» Problem description: Give only one thing: the number of lines that include the word "flag".

[Stored data]
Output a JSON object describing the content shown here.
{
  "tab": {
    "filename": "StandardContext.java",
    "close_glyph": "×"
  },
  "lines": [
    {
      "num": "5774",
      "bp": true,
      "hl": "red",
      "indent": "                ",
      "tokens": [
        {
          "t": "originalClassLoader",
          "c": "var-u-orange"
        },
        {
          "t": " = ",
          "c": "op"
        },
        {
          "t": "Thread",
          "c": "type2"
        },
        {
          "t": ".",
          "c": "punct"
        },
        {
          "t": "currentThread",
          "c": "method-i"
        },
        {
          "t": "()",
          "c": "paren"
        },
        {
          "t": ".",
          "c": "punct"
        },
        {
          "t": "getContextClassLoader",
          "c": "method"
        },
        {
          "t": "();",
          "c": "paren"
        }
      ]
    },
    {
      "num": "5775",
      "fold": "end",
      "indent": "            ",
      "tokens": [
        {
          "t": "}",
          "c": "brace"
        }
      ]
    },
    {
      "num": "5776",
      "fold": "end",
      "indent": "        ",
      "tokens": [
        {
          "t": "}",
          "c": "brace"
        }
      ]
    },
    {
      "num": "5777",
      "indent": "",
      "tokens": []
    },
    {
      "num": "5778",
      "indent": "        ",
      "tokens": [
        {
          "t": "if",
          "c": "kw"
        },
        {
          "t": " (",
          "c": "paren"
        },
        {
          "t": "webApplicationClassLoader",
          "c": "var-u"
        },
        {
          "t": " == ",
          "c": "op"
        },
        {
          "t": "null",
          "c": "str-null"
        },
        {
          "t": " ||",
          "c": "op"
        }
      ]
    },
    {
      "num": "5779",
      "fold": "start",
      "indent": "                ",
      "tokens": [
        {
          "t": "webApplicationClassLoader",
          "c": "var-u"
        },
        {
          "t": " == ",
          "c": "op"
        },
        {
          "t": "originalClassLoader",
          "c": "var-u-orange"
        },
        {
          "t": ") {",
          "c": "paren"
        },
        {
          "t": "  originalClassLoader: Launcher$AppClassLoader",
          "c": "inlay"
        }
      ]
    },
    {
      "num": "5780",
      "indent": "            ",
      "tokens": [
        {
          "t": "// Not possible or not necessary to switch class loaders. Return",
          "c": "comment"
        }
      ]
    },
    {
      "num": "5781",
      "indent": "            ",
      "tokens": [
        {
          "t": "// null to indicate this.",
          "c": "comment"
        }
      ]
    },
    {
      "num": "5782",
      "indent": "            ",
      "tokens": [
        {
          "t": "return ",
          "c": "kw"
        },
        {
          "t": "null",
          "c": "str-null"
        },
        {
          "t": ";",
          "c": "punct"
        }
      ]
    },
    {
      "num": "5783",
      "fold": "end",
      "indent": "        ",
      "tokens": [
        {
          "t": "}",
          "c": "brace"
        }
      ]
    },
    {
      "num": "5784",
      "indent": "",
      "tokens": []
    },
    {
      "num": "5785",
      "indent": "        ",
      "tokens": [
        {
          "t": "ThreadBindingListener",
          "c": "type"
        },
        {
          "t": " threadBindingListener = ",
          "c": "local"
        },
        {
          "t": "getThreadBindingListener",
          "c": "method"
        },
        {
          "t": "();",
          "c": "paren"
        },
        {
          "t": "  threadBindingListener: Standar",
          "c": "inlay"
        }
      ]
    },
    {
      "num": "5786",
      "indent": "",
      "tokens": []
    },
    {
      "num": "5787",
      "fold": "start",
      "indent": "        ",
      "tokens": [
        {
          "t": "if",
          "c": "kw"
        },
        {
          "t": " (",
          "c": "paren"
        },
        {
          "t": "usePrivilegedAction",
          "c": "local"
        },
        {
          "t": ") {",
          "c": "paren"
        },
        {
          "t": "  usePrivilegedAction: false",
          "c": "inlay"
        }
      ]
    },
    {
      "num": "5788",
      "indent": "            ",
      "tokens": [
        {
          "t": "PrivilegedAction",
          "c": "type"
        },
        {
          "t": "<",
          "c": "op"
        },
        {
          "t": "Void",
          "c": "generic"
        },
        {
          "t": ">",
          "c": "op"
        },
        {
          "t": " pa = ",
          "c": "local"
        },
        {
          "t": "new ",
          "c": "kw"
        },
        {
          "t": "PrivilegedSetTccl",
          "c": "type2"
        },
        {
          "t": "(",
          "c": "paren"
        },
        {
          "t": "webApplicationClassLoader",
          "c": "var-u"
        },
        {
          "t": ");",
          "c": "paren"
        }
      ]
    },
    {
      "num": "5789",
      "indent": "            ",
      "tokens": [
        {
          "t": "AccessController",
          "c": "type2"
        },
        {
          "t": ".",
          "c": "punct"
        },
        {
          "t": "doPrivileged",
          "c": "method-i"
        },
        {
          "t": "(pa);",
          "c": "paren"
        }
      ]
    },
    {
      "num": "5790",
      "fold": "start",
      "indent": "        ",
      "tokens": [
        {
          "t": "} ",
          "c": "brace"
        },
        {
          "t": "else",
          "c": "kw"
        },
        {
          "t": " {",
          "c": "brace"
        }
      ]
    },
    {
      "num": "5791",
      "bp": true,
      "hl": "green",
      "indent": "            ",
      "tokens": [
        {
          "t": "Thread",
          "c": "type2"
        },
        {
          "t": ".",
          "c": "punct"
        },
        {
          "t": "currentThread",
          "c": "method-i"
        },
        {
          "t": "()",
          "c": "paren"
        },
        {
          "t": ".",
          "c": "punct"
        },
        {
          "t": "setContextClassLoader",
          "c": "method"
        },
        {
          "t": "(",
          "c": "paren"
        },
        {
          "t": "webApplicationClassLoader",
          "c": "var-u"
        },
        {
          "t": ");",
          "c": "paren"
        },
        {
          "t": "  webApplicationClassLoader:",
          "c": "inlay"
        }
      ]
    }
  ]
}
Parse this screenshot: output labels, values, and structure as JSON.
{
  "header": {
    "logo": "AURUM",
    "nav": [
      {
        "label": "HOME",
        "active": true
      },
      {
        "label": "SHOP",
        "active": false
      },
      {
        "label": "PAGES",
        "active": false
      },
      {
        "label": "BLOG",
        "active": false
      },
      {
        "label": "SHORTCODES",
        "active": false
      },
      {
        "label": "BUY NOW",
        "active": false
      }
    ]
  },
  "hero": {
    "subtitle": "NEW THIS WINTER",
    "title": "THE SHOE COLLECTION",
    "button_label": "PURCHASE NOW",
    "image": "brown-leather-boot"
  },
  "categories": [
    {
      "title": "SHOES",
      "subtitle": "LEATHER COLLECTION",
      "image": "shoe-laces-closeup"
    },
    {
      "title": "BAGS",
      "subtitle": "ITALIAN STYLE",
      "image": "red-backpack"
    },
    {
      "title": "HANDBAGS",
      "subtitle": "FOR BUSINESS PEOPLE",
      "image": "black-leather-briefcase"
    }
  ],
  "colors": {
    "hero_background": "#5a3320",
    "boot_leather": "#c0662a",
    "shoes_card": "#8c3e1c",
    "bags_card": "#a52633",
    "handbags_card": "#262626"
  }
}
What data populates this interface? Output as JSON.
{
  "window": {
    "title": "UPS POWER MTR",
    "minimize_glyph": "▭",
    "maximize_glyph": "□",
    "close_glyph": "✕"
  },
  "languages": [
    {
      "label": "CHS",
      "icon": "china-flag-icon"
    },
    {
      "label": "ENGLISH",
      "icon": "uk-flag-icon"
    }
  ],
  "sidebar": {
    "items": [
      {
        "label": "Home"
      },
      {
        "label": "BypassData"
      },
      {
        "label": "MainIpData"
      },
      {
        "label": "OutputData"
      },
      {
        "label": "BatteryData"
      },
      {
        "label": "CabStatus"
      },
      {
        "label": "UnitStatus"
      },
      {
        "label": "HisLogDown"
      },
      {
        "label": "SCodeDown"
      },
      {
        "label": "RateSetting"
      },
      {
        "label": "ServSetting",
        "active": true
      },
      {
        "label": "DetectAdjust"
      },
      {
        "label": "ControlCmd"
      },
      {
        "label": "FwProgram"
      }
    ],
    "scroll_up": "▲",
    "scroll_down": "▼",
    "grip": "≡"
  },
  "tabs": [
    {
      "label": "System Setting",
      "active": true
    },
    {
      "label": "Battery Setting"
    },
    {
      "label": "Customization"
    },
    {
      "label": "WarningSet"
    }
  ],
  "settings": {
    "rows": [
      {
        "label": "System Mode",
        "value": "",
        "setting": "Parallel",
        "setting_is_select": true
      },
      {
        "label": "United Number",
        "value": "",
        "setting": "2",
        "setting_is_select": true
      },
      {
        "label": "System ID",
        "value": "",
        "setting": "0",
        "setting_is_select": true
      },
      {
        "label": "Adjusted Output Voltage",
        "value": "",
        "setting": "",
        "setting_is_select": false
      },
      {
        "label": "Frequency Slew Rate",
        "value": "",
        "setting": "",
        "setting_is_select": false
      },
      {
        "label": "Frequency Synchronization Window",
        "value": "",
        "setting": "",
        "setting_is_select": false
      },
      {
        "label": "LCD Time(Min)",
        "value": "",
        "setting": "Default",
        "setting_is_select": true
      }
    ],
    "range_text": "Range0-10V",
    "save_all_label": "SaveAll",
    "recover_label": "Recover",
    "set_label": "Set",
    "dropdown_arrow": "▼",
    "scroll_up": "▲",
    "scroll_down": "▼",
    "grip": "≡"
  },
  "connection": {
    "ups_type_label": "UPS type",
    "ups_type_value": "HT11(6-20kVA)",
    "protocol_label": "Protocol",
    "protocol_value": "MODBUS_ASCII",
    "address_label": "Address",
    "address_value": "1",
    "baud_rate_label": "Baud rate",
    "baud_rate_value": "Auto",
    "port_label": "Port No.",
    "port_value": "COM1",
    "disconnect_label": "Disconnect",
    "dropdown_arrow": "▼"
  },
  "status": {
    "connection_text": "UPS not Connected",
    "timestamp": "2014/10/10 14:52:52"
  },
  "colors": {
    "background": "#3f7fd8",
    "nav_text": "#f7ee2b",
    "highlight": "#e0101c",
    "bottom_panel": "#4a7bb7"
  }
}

» Answer to the problem: 2